* _Aim of the exercise_: In the material below, identify each line bearing the word "SECTION". Reproduce those lines.

Data entries
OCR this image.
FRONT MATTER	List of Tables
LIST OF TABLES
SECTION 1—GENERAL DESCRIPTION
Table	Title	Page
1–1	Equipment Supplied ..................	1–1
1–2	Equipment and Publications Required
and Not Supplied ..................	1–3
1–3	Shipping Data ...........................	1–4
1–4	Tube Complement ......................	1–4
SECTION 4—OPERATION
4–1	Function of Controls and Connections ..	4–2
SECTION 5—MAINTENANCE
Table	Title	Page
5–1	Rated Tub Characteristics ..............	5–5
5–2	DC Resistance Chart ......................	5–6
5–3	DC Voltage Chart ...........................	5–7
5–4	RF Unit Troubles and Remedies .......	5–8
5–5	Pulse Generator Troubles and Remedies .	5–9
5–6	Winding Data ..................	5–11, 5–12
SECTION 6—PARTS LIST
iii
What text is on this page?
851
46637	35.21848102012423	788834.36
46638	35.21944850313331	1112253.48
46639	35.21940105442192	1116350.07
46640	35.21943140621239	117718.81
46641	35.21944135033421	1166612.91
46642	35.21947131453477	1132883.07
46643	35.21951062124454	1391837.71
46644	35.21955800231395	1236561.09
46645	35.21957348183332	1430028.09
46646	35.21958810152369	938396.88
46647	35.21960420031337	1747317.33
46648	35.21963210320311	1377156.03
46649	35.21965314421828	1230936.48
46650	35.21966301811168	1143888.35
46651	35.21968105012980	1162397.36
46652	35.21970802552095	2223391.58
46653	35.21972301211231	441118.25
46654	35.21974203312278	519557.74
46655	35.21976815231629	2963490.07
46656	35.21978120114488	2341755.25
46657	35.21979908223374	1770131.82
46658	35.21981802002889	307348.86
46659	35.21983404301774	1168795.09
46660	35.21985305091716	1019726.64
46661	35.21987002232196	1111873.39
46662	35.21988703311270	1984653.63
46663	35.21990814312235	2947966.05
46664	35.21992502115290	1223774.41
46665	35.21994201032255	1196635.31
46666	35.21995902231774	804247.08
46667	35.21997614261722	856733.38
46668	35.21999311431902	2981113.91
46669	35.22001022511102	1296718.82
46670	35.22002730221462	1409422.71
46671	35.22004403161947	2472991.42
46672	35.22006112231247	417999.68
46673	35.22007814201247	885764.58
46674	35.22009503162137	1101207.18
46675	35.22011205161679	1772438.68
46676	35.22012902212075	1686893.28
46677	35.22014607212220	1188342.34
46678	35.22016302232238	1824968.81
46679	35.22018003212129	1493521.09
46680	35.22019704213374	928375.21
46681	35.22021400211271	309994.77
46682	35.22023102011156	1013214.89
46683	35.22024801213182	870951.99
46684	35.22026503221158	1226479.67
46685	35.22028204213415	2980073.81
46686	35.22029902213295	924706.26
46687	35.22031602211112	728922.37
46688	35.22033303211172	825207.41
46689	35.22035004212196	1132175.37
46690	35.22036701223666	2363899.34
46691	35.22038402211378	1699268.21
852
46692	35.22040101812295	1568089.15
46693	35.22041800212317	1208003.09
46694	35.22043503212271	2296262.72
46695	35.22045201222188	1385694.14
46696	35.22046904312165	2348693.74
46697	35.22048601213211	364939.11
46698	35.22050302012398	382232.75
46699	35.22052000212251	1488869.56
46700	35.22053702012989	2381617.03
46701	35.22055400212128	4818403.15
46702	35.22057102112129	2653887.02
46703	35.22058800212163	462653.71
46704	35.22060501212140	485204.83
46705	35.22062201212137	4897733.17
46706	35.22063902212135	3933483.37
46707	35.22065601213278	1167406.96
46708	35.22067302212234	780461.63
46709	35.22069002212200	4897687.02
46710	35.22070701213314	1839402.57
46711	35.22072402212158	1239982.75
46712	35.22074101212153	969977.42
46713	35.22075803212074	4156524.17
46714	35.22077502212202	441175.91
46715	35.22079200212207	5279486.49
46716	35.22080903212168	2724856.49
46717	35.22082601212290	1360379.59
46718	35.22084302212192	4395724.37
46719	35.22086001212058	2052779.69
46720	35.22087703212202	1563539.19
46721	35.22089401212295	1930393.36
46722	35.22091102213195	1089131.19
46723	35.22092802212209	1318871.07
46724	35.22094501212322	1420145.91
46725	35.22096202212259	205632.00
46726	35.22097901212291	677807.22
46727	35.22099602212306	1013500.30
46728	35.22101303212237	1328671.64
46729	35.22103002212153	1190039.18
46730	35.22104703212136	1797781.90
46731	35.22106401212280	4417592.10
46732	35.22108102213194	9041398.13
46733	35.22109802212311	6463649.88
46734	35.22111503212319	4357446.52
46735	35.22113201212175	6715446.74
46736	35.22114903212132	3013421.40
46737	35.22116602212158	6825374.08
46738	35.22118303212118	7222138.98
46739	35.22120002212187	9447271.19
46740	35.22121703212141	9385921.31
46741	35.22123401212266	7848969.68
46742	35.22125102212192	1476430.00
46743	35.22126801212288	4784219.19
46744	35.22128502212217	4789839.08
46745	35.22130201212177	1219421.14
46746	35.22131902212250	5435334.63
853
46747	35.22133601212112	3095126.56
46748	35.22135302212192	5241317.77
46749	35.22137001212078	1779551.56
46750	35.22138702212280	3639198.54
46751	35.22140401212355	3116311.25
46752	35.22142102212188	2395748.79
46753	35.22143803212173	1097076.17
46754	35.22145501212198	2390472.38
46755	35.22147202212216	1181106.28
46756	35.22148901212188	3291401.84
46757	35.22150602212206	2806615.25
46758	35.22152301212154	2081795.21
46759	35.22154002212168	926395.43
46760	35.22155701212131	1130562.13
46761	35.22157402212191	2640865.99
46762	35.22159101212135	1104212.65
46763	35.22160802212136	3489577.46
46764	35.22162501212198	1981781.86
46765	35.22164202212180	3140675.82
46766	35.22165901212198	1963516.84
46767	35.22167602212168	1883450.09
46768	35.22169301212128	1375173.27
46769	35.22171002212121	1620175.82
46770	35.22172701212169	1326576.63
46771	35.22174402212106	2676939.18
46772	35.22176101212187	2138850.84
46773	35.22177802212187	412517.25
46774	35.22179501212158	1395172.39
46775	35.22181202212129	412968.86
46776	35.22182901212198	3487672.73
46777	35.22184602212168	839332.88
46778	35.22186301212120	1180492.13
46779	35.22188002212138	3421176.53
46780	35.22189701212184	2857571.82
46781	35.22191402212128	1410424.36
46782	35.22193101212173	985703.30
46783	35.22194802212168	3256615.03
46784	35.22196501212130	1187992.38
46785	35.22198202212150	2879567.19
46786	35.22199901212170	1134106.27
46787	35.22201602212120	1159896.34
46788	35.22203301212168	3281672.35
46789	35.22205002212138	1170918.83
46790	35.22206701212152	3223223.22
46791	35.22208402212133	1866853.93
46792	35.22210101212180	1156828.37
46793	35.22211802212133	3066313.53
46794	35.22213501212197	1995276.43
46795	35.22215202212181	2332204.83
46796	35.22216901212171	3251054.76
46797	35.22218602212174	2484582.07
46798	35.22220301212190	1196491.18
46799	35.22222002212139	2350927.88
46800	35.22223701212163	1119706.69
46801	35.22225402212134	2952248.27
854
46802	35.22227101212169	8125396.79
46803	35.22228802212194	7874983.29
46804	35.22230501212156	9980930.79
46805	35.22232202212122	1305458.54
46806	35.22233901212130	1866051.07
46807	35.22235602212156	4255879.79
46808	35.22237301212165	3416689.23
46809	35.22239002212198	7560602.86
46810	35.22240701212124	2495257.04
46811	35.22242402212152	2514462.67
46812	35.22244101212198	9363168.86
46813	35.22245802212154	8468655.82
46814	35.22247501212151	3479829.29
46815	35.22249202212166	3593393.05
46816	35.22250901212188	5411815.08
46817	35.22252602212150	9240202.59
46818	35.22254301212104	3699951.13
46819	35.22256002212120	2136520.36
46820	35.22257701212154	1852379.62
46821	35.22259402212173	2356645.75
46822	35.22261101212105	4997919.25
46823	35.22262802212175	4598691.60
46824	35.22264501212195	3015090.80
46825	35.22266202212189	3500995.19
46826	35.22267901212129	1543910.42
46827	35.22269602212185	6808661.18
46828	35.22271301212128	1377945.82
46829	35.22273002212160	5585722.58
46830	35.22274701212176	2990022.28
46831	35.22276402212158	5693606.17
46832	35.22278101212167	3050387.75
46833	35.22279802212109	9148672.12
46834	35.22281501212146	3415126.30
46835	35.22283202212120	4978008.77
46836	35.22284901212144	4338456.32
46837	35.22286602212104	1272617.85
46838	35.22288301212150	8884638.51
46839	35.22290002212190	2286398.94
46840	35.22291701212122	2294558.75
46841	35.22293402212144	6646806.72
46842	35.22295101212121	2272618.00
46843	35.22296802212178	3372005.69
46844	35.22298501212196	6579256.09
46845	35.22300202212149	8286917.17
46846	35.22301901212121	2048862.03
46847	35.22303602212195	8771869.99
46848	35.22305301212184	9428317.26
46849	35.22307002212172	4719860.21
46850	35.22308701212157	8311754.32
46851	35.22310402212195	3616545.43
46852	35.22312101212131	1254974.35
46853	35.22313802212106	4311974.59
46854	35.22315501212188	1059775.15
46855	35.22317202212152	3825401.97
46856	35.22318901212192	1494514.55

* _In response_:
SECTION 1—GENERAL DESCRIPTION
SECTION 4—OPERATION
SECTION 5—MAINTENANCE
SECTION 6—PARTS LIST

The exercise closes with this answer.